::: Reading text :::
5 Things To Never Say To A Co-Worker

coworker boundariesGetting along with co-workers is important. You never know when you'll need their help or support. Thus, staying on co-workers' good sides should be a priority. And yet, it amazes me how many people don't think before they speak. The following five things should never be said to a co-worker. Have you made one or more of these communication faux pas?
1. Who's texting you?
Okay, so you are in a meeting and your co-worker's cell phone starts buzzing. He grabs it casually and glances at the text. You blurt out, "Who's texting you?" Clearly, you are annoyed that he chose to look at the text over sticking with the conversation. And yet, whoever sent the text is really none of your business. Putting a co-worker on the spot like that is a sure-fire way to get them to resent you. Yes, you called him out for looking at the text, but demanding to know who sent it is out-of-line. If you want to draw attention to the action without embarrassing the co-worker, try saying: "Is everything okay? Is the text important?" Not only, will he politely get the point to shut it off, but if it is important, he'll tell you and you'll look like a nice person for inquiring.


2. Why are you so dressed up today?
Your office is business casual, but your co-worker shows up in a suit. You and everyone else are thinking, "job interview." But, there are lots of reasons for getting dressed up. Maybe your co-worker has a date, wake, or non-profit event to go to? Okay, so we both know she is going on an interview, but you shouldn't put her on the spot about it. Questioning someone's motive for dressy attire looks like you are fishing for evidence to use against them. It's the fastest way to get a colleague to distrust you. So, the moment after she gives you her excuse, I mean reason for being dressed-up, she is also making a mental note you are not someone she should confide in. It's better to leave the fashion commentary to the pros.


3. What did you think of that meeting?
Your boss just conducted a horrible meeting. It was boring, contradictory, and in your opinion, a complete waste of time. So, you hit the lunch room and ask your co-workers for their take on the meeting. First, you look like you are seeking negativity. Everyone who was in the meeting knows it was bad, no need to ask. Second, you are opening yourself up for a discussion that will ultimately lead to some boss trash-talking. Once you've been part of a discussion around your boss' mistakes and flaws, your co-workers not only assume you talk about them behind their backs, but they will also use that discussion as ammunition should you ever be at odds-on-the-job. Up for a promotion? You'll be shocked what will get back to your boss.

Anything and everything you've said against her will suddenly be mentioned. So, get ready to do some explaining. It's better to leave bad meetings alone. Just be glad it's over and move on.


4. Will you cover for me?
:::
■ Exercise A:
In the records, begin at the line that has "414, 378, 623]" and stop after the line that has "312, 130, 324]", and give those lines again with nothing changed.
The records have no connection to the text about what not to say to a co-worker.
::: Supplied data :::
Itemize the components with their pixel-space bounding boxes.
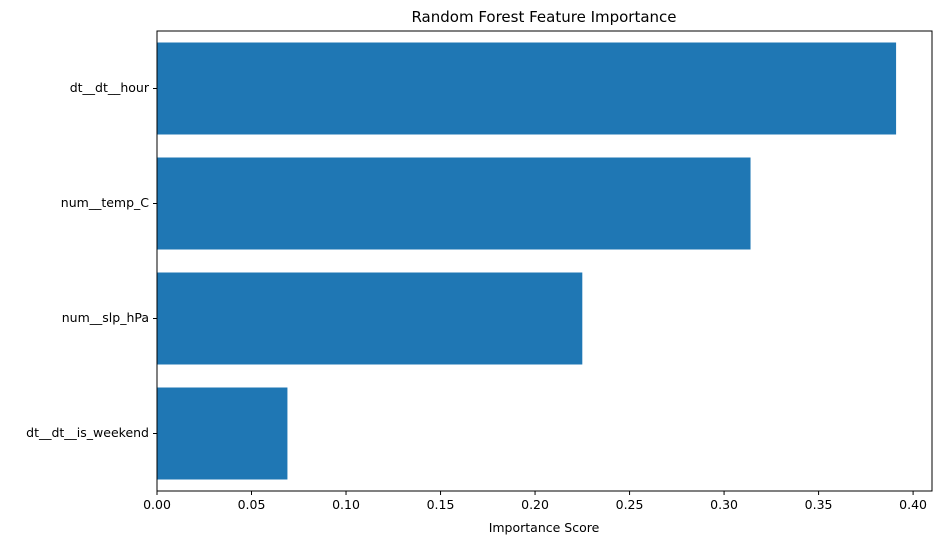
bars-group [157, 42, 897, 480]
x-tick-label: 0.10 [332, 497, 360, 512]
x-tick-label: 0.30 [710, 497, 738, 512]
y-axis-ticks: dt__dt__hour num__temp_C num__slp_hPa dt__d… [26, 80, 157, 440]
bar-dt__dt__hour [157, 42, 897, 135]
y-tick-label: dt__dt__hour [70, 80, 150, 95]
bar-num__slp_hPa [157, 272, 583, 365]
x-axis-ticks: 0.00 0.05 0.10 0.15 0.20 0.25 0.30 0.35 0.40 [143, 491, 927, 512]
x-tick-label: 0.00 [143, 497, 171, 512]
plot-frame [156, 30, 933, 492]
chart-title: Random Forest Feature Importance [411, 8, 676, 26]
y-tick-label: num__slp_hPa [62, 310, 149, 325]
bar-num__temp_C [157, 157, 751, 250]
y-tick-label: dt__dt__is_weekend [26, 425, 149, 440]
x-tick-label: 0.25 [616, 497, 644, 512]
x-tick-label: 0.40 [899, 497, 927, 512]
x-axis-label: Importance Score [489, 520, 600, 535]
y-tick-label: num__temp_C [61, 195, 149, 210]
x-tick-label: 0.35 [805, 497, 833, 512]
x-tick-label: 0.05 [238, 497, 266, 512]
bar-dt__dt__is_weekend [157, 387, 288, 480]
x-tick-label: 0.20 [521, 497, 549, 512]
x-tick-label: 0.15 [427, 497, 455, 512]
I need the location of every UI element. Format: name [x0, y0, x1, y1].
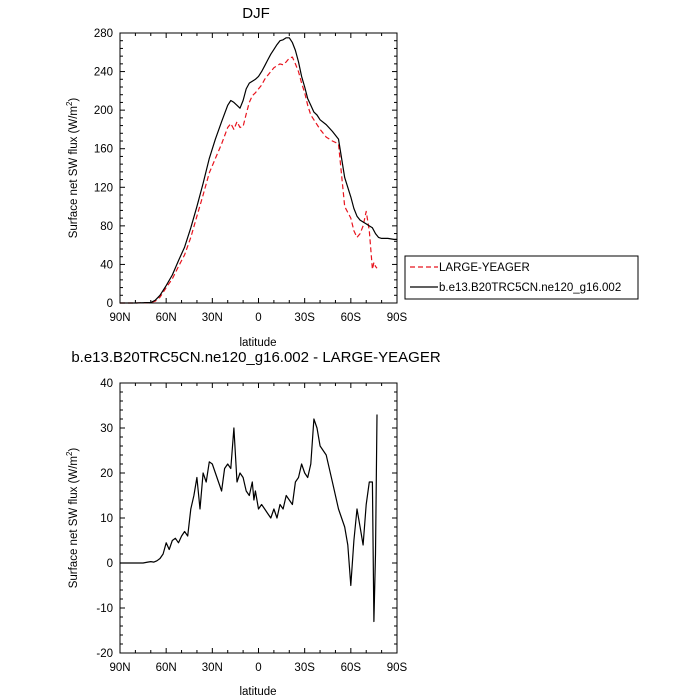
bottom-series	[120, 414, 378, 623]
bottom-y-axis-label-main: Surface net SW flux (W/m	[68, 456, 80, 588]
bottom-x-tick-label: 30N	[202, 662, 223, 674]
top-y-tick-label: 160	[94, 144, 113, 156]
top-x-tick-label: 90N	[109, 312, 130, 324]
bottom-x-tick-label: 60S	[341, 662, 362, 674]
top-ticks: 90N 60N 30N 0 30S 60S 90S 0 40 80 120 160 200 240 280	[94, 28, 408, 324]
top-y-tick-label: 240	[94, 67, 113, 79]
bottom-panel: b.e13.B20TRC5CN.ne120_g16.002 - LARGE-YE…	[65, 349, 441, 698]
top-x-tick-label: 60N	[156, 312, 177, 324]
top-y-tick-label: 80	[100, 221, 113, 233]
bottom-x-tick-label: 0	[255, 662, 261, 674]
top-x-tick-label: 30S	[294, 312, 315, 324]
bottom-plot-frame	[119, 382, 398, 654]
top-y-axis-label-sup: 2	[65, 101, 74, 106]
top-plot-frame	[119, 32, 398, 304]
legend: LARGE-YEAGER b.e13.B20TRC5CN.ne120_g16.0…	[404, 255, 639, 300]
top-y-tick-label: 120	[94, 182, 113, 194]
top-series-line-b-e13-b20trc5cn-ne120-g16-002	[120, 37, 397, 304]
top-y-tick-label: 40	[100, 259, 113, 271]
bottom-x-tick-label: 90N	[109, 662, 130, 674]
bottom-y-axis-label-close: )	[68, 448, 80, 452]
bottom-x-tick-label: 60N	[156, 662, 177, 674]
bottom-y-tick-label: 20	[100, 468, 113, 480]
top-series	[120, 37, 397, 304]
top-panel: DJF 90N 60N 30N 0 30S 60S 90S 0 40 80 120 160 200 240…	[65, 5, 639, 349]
:::
■ Exercise B:
According to the co-worker etiquette text, why should you not ask a colleague why they are so dressed up today?

■ Task response A:
bottom-series	[120, 414, 378, 623]
bottom-y-axis-label-main: Surface net SW flux (W/m	[68, 456, 80, 588]
bottom-x-tick-label: 30N	[202, 662, 223, 674]
top-y-tick-label: 160	[94, 144, 113, 156]
top-x-tick-label: 90N	[109, 312, 130, 324]

■ Task response B:
Questioning someone's reason for dressy clothes looks like you are fishing for evidence to use against them, which is the fastest way to make a colleague distrust you. Once she gives her reason, she also notes that you are not someone she should confide in.